→ **Written problem**
Return the line containing "Give me the" and all lines after it exactly; stop at the end of the material.

→ **Task material**
(begin)

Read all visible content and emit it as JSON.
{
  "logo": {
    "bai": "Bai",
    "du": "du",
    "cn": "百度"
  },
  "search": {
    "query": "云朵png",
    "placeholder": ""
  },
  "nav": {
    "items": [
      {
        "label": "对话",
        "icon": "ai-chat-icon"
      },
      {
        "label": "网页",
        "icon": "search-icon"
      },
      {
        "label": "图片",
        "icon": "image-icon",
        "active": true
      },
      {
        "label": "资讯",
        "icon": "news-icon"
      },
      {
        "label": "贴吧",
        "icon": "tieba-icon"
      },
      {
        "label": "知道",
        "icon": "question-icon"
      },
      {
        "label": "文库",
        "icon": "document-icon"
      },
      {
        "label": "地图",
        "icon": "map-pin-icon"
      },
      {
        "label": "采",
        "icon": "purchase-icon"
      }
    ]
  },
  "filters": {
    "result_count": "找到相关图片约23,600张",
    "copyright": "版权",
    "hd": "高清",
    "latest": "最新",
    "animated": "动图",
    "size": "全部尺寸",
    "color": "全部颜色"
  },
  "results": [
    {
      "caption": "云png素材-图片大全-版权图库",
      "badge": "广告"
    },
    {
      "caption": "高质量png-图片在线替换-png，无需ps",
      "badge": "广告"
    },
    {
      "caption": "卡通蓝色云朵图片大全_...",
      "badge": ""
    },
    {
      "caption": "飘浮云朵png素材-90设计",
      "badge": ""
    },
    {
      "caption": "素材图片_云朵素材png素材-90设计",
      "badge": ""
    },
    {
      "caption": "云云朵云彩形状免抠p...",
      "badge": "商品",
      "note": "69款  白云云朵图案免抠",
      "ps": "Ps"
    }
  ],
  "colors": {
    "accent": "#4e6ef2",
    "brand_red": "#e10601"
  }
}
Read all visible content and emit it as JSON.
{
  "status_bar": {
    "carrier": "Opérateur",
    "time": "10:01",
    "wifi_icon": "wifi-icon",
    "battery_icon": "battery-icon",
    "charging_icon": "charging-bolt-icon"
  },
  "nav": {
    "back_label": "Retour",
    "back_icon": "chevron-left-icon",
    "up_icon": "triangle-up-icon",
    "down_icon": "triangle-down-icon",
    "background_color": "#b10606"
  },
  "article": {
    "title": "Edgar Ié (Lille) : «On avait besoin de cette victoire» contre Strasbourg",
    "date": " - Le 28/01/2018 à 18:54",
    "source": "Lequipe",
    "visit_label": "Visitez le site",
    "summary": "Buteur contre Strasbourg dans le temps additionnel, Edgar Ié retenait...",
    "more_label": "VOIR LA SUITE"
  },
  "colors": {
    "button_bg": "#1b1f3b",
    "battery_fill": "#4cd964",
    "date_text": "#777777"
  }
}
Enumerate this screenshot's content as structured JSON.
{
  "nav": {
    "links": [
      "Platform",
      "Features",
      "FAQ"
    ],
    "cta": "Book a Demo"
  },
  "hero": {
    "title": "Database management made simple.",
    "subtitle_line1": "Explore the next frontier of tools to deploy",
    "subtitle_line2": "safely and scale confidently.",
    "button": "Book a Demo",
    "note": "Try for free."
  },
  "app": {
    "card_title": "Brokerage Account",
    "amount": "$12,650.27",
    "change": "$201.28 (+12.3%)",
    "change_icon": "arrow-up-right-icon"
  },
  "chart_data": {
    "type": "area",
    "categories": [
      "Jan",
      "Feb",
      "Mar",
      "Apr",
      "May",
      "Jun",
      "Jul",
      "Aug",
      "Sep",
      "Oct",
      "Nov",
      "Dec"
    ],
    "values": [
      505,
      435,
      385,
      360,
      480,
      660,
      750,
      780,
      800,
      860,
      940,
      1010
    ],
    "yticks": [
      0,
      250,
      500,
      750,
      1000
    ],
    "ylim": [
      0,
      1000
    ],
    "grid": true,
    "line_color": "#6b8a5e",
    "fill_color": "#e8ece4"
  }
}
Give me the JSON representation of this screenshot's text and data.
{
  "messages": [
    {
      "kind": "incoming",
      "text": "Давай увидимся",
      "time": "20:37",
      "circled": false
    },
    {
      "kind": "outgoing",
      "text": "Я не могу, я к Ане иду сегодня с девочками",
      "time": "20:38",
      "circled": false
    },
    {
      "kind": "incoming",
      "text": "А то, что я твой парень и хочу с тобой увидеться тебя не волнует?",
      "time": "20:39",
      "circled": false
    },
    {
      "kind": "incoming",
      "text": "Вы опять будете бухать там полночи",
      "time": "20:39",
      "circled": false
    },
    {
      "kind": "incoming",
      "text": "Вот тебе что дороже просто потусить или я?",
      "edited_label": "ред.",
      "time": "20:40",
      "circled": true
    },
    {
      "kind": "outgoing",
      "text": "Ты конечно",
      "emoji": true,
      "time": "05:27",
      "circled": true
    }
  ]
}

(end)

→ **Reply**
Give me the JSON representation of this screenshot's text and data.
{
  "messages": [
    {
      "kind": "incoming",
      "text": "Давай увидимся",
      "time": "20:37",
      "circled": false
    },
    {
      "kind": "outgoing",
      "text": "Я не могу, я к Ане иду сегодня с девочками",
      "time": "20:38",
      "circled": false
    },
    {
      "kind": "incoming",
      "text": "А то, что я твой парень и хочу с тобой увидеться тебя не волнует?",
      "time": "20:39",
      "circled": false
    },
    {
      "kind": "incoming",
      "text": "Вы опять будете бухать там полночи",
      "time": "20:39",
      "circled": false
    },
    {
      "kind": "incoming",
      "text": "Вот тебе что дороже просто потусить или я?",
      "edited_label": "ред.",
      "time": "20:40",
      "circled": true
    },
    {
      "kind": "outgoing",
      "text": "Ты конечно",
      "emoji": true,
      "time": "05:27",
      "circled": true
    }
  ]
}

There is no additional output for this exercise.